● Exercise aim: Leaving out all images, write out the records that follow exactly.

[START OF Material shown]

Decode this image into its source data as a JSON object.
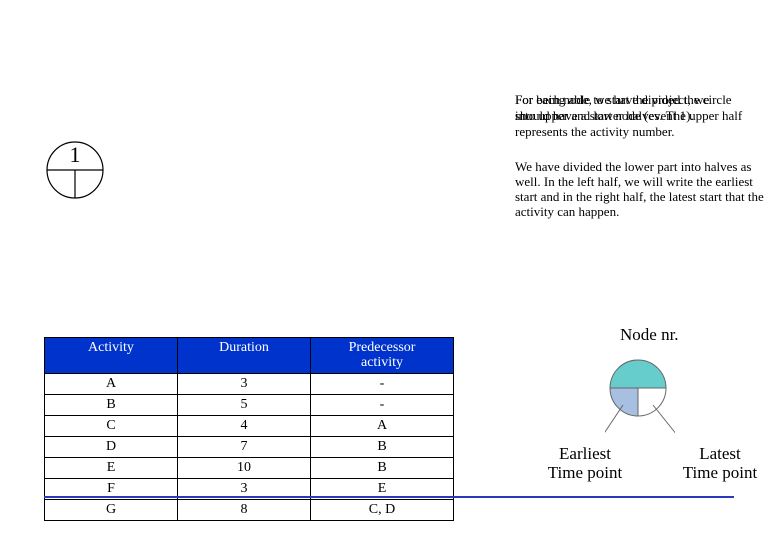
{
  "para1": {
    "overlap_a_line1": "For being able to start the project, we",
    "overlap_a_line2": "should have a start node (event 1).",
    "overlap_b_line1": "For each node, we have divided the circle",
    "overlap_b_line2": "into upper and lower halves. The upper half",
    "line3": "represents the activity number."
  },
  "para2": "We have divided the lower part into halves as well. In the left half, we will write the earliest start and in the right half, the latest start that the activity can happen.",
  "node1_label": "1",
  "table": {
    "headers": {
      "activity": "Activity",
      "duration": "Duration",
      "predecessor_line1": "Predecessor",
      "predecessor_line2": "activity"
    },
    "rows": [
      {
        "activity": "A",
        "duration": "3",
        "predecessor": "-"
      },
      {
        "activity": "B",
        "duration": "5",
        "predecessor": "-"
      },
      {
        "activity": "C",
        "duration": "4",
        "predecessor": "A"
      },
      {
        "activity": "D",
        "duration": "7",
        "predecessor": "B"
      },
      {
        "activity": "E",
        "duration": "10",
        "predecessor": "B"
      },
      {
        "activity": "F",
        "duration": "3",
        "predecessor": "E"
      },
      {
        "activity": "G",
        "duration": "8",
        "predecessor": "C, D"
      }
    ]
  },
  "legend": {
    "title": "Node nr.",
    "left_line1": "Earliest",
    "left_line2": "Time point",
    "right_line1": "Latest",
    "right_line2": "Time point"
  },
  "colors": {
    "table_header_bg": "#0033cc",
    "rule": "#2838c0",
    "legend_top_fill": "#66cccc",
    "legend_bl_fill": "#a7bfe0",
    "legend_br_fill": "#ffffff",
    "legend_stroke": "#666"
  }
}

[END OF Material shown]

● Correct result:
Decode this image into its source data as a JSON object.
{
  "para1": {
    "overlap_a_line1": "For being able to start the project, we",
    "overlap_a_line2": "should have a start node (event 1).",
    "overlap_b_line1": "For each node, we have divided the circle",
    "overlap_b_line2": "into upper and lower halves. The upper half",
    "line3": "represents the activity number."
  },
  "para2": "We have divided the lower part into halves as well. In the left half, we will write the earliest start and in the right half, the latest start that the activity can happen.",
  "node1_label": "1",
  "table": {
    "headers": {
      "activity": "Activity",
      "duration": "Duration",
      "predecessor_line1": "Predecessor",
      "predecessor_line2": "activity"
    },
    "rows": [
      {
        "activity": "A",
        "duration": "3",
        "predecessor": "-"
      },
      {
        "activity": "B",
        "duration": "5",
        "predecessor": "-"
      },
      {
        "activity": "C",
        "duration": "4",
        "predecessor": "A"
      },
      {
        "activity": "D",
        "duration": "7",
        "predecessor": "B"
      },
      {
        "activity": "E",
        "duration": "10",
        "predecessor": "B"
      },
      {
        "activity": "F",
        "duration": "3",
        "predecessor": "E"
      },
      {
        "activity": "G",
        "duration": "8",
        "predecessor": "C, D"
      }
    ]
  },
  "legend": {
    "title": "Node nr.",
    "left_line1": "Earliest",
    "left_line2": "Time point",
    "right_line1": "Latest",
    "right_line2": "Time point"
  },
  "colors": {
    "table_header_bg": "#0033cc",
    "rule": "#2838c0",
    "legend_top_fill": "#66cccc",
    "legend_bl_fill": "#a7bfe0",
    "legend_br_fill": "#ffffff",
    "legend_stroke": "#666"
  }
}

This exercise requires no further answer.